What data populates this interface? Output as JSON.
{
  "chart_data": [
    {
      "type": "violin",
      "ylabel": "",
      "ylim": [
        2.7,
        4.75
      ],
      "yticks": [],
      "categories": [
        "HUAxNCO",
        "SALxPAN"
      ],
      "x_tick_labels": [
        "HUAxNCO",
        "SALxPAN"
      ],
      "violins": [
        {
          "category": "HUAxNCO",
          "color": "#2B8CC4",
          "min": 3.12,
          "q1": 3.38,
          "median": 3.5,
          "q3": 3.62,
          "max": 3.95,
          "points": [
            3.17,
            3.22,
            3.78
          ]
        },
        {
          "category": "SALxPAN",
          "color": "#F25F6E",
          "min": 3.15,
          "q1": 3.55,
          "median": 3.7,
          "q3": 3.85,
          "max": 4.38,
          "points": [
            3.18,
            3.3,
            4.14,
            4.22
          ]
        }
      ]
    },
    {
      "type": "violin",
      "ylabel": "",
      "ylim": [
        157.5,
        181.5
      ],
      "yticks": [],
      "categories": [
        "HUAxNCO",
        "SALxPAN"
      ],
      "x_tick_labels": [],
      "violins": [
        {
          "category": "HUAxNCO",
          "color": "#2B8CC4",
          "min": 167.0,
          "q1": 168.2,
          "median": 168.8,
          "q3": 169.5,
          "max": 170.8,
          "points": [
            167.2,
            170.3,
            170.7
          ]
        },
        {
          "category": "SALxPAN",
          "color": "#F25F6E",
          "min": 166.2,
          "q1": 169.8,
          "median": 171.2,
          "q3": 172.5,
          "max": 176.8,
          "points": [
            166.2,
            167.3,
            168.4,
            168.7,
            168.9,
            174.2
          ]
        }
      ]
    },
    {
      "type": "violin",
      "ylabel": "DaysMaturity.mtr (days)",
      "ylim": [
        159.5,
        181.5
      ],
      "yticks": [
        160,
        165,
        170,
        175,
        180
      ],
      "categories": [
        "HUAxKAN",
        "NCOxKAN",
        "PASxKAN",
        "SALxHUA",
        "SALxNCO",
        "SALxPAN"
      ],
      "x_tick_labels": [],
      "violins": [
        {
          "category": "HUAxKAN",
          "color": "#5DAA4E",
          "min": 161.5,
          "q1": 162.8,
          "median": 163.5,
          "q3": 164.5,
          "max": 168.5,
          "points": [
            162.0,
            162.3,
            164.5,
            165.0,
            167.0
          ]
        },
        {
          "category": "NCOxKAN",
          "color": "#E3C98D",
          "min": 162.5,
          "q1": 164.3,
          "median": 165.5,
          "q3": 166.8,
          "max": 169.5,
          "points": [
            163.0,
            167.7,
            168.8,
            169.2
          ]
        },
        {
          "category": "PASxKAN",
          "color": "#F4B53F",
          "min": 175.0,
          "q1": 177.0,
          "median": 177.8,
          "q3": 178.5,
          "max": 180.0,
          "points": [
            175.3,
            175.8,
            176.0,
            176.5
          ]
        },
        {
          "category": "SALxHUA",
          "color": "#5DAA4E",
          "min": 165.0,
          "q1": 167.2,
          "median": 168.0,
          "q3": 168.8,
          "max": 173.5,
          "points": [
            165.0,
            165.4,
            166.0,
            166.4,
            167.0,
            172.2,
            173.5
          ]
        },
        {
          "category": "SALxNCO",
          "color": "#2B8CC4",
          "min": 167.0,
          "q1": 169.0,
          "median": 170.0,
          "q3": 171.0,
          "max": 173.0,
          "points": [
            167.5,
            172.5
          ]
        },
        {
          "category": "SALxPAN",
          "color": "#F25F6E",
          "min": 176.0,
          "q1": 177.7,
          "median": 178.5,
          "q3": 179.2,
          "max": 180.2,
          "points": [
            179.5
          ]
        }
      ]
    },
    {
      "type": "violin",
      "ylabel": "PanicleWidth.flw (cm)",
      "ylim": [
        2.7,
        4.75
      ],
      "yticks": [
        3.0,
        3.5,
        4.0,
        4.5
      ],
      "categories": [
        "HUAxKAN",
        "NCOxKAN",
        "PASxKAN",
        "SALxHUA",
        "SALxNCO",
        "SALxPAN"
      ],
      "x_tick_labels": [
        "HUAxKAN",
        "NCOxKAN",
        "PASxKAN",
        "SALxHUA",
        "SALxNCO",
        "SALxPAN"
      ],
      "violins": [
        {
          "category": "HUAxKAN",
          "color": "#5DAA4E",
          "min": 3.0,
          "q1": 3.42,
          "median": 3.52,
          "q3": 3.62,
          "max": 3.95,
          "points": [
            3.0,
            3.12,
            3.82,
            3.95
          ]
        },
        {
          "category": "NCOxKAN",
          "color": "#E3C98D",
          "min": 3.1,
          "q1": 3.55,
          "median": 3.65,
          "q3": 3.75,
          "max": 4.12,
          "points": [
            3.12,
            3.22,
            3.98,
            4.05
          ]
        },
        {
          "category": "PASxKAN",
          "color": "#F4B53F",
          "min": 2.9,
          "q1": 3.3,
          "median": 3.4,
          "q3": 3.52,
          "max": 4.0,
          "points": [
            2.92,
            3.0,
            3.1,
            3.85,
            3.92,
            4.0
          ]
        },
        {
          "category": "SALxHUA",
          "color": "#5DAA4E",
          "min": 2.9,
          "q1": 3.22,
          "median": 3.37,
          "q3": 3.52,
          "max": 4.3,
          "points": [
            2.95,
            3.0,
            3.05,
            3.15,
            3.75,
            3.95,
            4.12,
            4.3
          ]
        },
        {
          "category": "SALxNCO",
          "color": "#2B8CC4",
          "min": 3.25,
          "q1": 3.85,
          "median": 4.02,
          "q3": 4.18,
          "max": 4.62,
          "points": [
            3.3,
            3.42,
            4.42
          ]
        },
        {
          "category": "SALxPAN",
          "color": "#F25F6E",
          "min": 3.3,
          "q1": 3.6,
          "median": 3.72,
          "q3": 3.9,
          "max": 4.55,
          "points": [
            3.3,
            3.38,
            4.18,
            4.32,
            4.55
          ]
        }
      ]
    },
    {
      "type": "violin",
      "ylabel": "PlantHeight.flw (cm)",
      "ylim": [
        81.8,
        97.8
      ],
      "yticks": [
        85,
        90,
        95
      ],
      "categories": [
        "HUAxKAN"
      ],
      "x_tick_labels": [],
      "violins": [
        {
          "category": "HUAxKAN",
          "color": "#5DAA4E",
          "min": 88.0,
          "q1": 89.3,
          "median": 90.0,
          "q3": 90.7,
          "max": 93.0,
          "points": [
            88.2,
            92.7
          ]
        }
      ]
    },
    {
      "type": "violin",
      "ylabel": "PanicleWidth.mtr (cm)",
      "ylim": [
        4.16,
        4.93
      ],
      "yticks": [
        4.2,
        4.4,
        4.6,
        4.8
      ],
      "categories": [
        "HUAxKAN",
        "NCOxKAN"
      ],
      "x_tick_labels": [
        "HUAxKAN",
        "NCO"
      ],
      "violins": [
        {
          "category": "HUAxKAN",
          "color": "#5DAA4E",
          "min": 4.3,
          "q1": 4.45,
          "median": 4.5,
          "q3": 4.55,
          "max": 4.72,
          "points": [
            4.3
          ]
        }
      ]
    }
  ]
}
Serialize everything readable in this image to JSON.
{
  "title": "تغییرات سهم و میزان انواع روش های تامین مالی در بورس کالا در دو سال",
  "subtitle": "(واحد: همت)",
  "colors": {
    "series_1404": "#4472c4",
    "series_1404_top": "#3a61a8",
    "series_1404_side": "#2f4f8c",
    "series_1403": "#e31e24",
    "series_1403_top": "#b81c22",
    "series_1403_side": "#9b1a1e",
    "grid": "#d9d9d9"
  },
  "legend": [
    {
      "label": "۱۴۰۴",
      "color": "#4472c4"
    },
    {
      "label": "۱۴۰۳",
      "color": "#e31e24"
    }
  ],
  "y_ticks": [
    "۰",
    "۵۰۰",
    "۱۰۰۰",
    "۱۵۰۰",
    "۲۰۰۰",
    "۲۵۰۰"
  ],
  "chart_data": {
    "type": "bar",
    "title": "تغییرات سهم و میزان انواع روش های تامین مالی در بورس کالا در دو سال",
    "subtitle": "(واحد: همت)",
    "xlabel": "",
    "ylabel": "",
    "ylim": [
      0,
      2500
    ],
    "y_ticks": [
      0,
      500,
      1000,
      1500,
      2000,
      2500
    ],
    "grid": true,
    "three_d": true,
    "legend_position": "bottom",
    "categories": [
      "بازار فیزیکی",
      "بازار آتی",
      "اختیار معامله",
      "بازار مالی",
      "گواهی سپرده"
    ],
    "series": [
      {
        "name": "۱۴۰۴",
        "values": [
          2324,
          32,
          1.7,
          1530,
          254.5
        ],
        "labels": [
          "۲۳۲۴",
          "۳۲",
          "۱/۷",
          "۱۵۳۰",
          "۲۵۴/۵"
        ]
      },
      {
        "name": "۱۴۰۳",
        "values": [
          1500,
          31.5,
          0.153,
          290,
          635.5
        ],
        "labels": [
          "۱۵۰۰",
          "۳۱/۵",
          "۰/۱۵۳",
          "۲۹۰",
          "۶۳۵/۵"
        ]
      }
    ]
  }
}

▬▬▬▬▬▬▬▬▬▬

* [The task]:
Among the lines of the data above, determine how many contain the word "تامین". Report the number alone.

* [Written solution]:
2